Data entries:

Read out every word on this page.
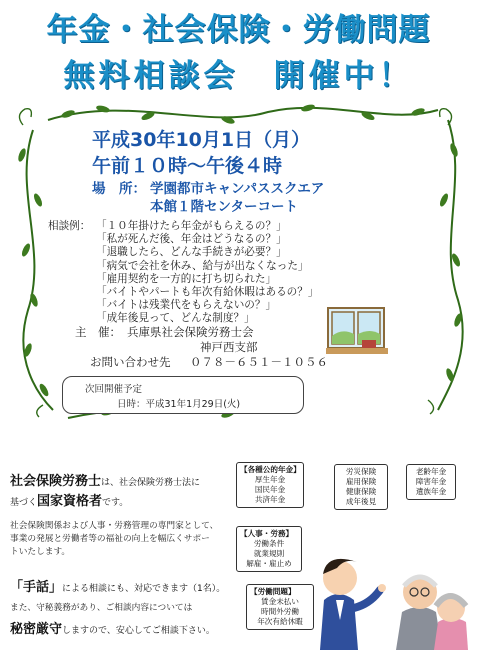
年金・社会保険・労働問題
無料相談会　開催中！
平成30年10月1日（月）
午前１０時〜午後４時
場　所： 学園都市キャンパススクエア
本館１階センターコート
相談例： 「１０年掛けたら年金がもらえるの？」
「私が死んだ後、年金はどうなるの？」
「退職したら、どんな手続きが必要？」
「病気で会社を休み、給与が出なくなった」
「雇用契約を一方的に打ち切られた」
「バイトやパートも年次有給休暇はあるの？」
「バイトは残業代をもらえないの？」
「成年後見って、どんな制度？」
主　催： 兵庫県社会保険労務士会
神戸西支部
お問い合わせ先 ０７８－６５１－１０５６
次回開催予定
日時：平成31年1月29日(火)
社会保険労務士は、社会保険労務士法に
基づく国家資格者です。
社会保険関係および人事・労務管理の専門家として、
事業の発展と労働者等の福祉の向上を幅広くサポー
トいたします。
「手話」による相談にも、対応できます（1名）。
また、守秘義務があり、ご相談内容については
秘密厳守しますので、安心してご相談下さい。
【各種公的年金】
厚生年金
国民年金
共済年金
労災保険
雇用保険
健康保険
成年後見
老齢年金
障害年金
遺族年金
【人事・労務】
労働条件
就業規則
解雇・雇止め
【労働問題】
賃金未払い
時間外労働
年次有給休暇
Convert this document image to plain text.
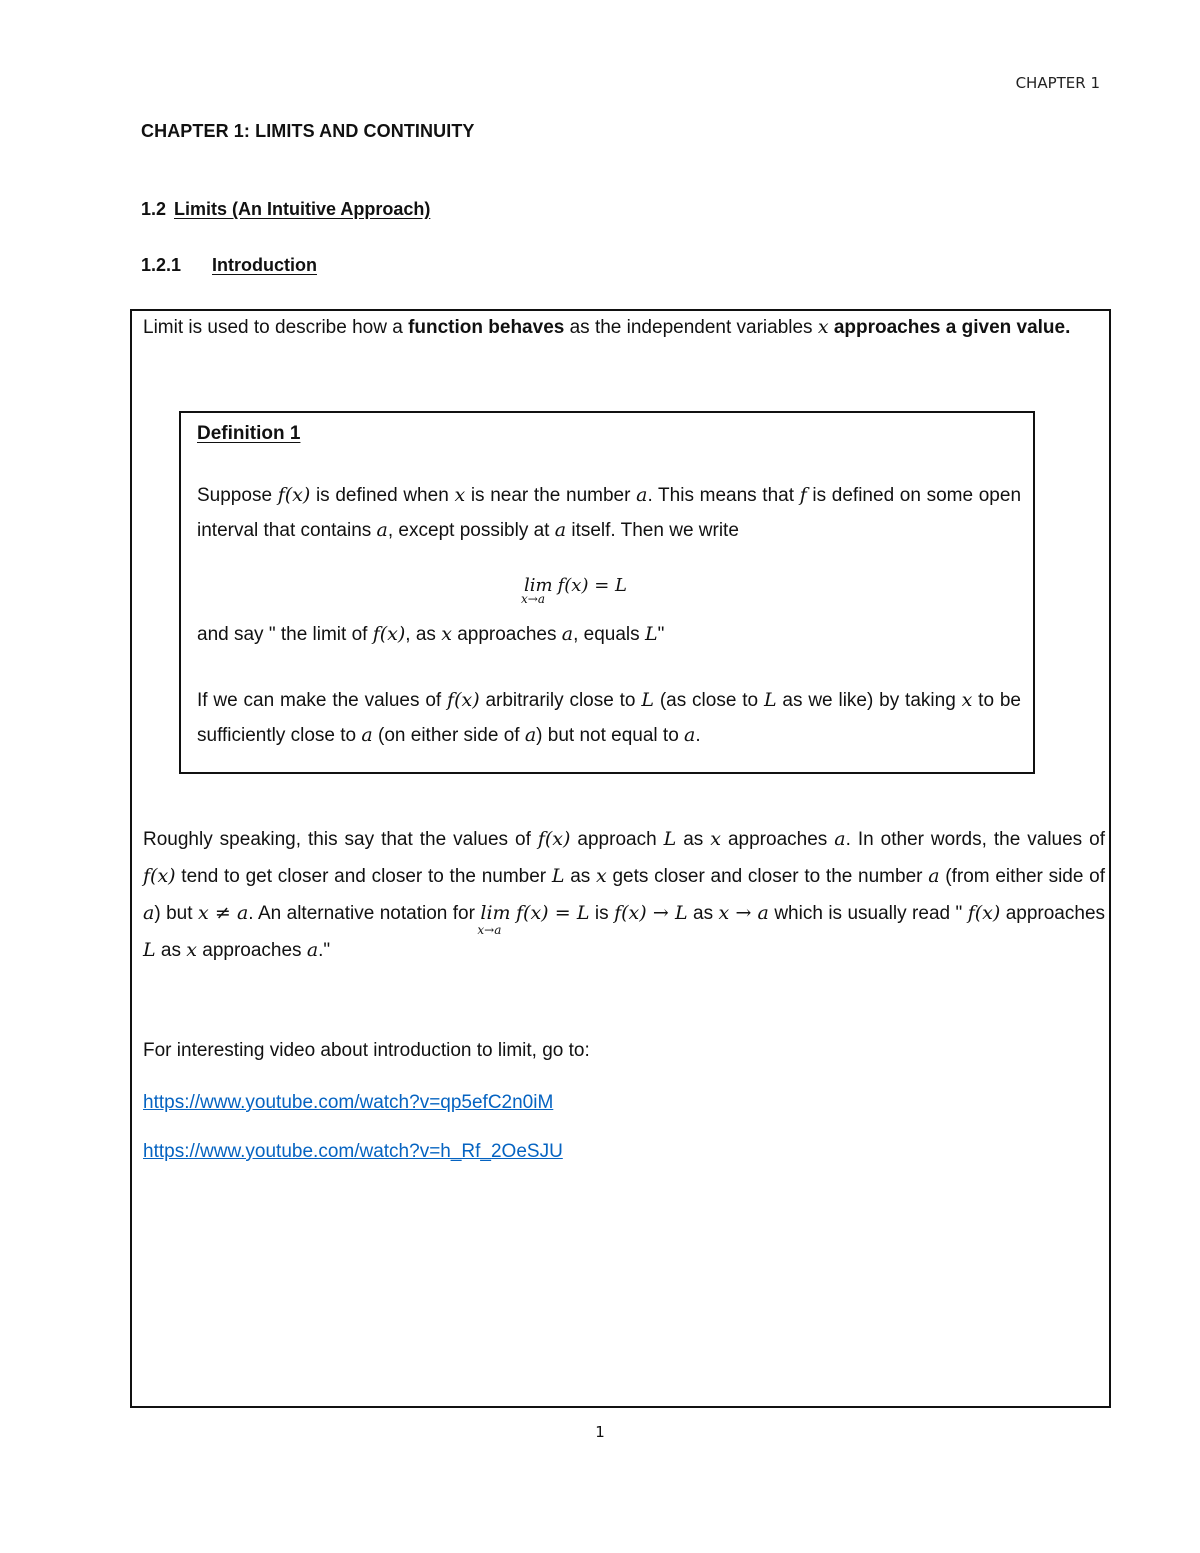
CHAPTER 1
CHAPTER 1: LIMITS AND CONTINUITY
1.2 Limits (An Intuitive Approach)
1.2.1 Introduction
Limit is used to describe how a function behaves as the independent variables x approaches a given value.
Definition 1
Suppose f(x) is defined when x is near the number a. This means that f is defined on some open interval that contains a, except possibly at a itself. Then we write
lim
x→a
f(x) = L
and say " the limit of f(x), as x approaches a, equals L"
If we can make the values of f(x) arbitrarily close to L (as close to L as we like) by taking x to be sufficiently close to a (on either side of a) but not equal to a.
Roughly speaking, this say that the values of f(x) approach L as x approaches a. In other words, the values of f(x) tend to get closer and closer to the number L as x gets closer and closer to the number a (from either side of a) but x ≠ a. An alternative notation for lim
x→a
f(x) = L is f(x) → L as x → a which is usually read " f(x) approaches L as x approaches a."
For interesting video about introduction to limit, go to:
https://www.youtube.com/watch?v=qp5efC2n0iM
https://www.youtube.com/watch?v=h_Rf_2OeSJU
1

What to work on:
Set down the lines of the records above exactly, apart from the pictures.

Correct output:
Read out every word on this page.
年金・社会保険・労働問題
無料相談会　開催中！
平成30年10月1日（月）
午前１０時〜午後４時
場　所： 学園都市キャンパススクエア
本館１階センターコート
相談例： 「１０年掛けたら年金がもらえるの？」
「私が死んだ後、年金はどうなるの？」
「退職したら、どんな手続きが必要？」
「病気で会社を休み、給与が出なくなった」
「雇用契約を一方的に打ち切られた」
「バイトやパートも年次有給休暇はあるの？」
「バイトは残業代をもらえないの？」
「成年後見って、どんな制度？」
主　催： 兵庫県社会保険労務士会
神戸西支部
お問い合わせ先 ０７８－６５１－１０５６
次回開催予定
日時：平成31年1月29日(火)
社会保険労務士は、社会保険労務士法に
基づく国家資格者です。
社会保険関係および人事・労務管理の専門家として、
事業の発展と労働者等の福祉の向上を幅広くサポー
トいたします。
「手話」による相談にも、対応できます（1名）。
また、守秘義務があり、ご相談内容については
秘密厳守しますので、安心してご相談下さい。
【各種公的年金】
厚生年金
国民年金
共済年金
労災保険
雇用保険
健康保険
成年後見
老齢年金
障害年金
遺族年金
【人事・労務】
労働条件
就業規則
解雇・雇止め
【労働問題】
賃金未払い
時間外労働
年次有給休暇
Convert this document image to plain text.
CHAPTER 1
CHAPTER 1: LIMITS AND CONTINUITY
1.2 Limits (An Intuitive Approach)
1.2.1 Introduction
Limit is used to describe how a function behaves as the independent variables x approaches a given value.
Definition 1
Suppose f(x) is defined when x is near the number a. This means that f is defined on some open interval that contains a, except possibly at a itself. Then we write
lim
x→a
f(x) = L
and say " the limit of f(x), as x approaches a, equals L"
If we can make the values of f(x) arbitrarily close to L (as close to L as we like) by taking x to be sufficiently close to a (on either side of a) but not equal to a.
Roughly speaking, this say that the values of f(x) approach L as x approaches a. In other words, the values of f(x) tend to get closer and closer to the number L as x gets closer and closer to the number a (from either side of a) but x ≠ a. An alternative notation for lim
x→a
f(x) = L is f(x) → L as x → a which is usually read " f(x) approaches L as x approaches a."
For interesting video about introduction to limit, go to:
https://www.youtube.com/watch?v=qp5efC2n0iM
https://www.youtube.com/watch?v=h_Rf_2OeSJU
1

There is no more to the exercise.